** Problem requirements **
Pull each line holding the word "użytkowania" from the data.
--- Begin ---
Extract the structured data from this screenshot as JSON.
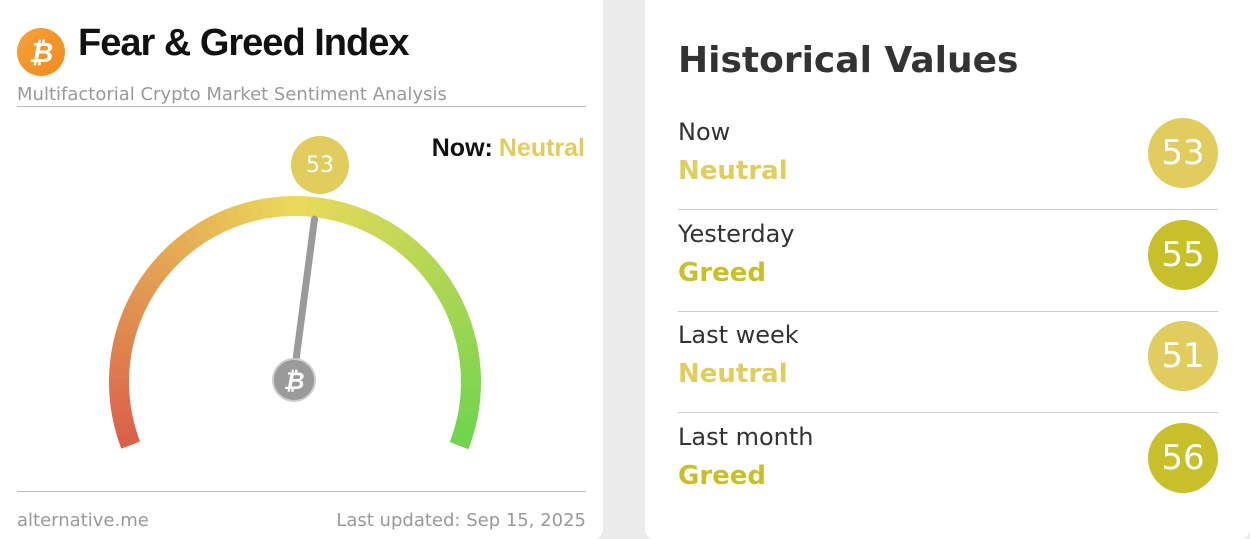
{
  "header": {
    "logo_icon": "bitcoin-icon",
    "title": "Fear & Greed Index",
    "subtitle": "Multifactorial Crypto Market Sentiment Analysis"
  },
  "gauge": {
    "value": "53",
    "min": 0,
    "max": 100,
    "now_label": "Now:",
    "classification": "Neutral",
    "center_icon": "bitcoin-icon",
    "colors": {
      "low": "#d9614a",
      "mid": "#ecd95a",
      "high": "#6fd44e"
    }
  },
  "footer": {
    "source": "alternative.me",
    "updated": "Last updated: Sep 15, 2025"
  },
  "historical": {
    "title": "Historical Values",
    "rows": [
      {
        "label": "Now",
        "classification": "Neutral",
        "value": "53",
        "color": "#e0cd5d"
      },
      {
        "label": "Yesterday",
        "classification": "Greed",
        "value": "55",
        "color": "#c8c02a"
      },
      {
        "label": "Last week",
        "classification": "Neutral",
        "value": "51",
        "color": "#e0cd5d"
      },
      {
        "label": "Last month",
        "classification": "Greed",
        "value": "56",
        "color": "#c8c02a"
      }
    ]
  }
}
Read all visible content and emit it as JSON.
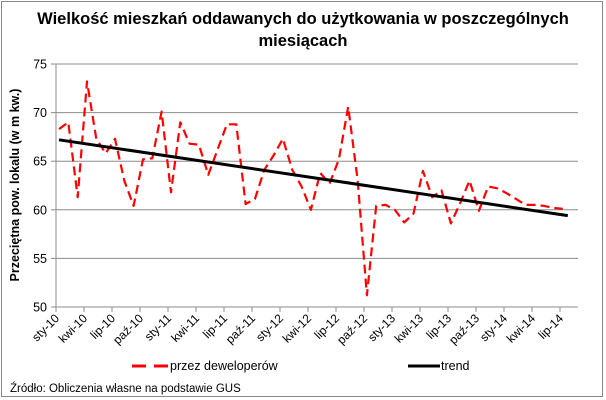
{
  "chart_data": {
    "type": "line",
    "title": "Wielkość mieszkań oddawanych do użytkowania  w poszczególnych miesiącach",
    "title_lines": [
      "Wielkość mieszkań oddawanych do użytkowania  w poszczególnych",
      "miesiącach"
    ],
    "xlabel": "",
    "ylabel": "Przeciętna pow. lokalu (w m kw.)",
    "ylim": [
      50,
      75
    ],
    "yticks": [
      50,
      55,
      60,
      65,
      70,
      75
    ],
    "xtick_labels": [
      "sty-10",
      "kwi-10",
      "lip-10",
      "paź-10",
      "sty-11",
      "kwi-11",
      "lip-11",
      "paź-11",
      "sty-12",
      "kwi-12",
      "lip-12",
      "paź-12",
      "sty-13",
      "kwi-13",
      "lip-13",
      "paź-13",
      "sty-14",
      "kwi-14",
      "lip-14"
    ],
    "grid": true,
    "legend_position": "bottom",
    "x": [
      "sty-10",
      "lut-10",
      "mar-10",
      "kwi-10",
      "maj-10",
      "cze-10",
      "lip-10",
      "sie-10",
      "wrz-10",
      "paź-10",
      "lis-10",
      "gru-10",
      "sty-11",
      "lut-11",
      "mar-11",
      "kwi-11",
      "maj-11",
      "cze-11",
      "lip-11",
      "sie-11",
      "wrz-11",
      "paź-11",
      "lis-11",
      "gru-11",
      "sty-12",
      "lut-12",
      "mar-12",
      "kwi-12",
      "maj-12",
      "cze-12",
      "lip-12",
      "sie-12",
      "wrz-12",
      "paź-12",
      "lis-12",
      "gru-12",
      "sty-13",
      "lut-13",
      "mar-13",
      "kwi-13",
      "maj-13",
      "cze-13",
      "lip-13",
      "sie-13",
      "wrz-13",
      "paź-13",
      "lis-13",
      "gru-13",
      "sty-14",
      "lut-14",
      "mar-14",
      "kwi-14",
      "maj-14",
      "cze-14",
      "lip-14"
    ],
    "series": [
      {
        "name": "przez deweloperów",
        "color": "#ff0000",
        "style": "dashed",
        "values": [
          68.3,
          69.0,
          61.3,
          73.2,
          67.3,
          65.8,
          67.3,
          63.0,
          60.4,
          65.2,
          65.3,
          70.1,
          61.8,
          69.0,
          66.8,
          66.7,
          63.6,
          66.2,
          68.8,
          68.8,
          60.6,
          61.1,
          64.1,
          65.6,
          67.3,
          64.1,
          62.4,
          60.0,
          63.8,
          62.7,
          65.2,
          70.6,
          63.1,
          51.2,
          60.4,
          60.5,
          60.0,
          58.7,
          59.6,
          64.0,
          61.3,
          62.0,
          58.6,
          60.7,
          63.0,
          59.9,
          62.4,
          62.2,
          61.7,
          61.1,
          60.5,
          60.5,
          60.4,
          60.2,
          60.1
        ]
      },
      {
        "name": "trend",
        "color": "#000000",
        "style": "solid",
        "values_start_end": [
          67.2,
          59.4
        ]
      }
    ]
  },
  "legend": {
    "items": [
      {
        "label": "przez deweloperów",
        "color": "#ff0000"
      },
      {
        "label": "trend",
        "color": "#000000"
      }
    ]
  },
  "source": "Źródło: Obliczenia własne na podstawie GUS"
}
--- End ---
--- Begin ---
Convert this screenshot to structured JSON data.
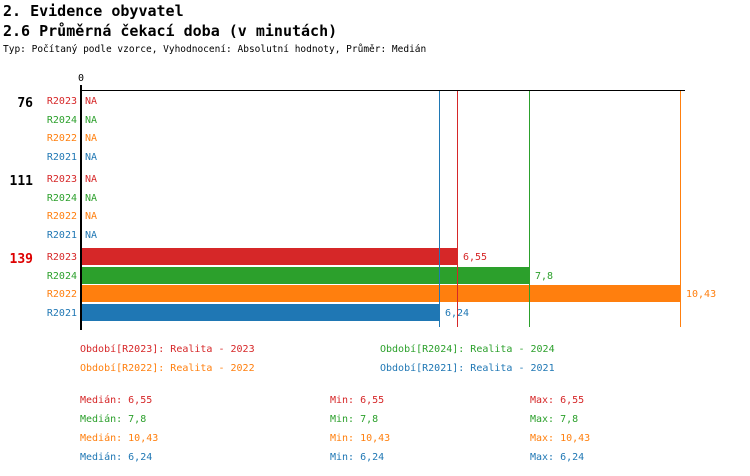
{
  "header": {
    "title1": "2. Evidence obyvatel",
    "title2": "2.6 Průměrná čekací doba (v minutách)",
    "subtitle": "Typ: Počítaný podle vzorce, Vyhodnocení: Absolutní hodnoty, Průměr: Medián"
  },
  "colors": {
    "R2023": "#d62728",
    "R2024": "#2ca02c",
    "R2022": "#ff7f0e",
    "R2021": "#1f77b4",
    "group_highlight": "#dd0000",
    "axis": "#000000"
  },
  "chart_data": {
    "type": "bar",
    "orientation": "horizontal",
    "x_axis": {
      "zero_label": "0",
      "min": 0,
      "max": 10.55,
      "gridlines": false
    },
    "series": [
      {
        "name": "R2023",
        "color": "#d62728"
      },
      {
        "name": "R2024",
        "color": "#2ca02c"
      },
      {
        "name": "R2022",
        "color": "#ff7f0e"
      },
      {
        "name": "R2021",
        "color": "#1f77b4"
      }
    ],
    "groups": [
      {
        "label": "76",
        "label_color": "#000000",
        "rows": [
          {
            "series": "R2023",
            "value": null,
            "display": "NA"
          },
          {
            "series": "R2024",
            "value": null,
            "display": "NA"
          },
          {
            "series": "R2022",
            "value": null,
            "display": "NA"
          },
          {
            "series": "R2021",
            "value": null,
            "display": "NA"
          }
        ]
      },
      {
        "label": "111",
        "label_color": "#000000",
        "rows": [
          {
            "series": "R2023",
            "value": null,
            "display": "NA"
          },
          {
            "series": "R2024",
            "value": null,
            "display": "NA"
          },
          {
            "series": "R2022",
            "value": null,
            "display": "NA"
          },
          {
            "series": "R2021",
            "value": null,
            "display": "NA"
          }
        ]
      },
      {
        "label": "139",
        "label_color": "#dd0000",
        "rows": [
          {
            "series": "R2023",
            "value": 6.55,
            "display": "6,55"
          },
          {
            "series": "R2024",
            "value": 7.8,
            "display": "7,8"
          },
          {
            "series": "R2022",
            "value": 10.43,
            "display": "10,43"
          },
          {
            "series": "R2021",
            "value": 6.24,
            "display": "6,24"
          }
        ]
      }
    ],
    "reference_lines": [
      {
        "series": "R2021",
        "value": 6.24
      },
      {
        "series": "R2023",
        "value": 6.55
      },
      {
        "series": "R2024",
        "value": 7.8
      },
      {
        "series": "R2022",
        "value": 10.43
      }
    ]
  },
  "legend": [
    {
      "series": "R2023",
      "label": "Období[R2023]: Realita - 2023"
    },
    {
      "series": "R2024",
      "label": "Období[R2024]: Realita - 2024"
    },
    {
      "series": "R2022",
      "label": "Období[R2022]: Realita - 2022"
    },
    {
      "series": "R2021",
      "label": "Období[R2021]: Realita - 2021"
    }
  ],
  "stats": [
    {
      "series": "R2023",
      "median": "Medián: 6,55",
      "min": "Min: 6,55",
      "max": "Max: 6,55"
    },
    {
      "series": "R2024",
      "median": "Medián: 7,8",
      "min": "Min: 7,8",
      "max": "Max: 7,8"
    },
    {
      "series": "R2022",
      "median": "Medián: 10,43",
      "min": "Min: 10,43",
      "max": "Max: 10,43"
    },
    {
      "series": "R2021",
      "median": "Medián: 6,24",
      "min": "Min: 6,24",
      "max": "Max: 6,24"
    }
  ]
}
--- End ---
** Written solution **
    "title": "Wielkość mieszkań oddawanych do użytkowania  w poszczególnych miesiącach",
      "Wielkość mieszkań oddawanych do użytkowania  w poszczególnych",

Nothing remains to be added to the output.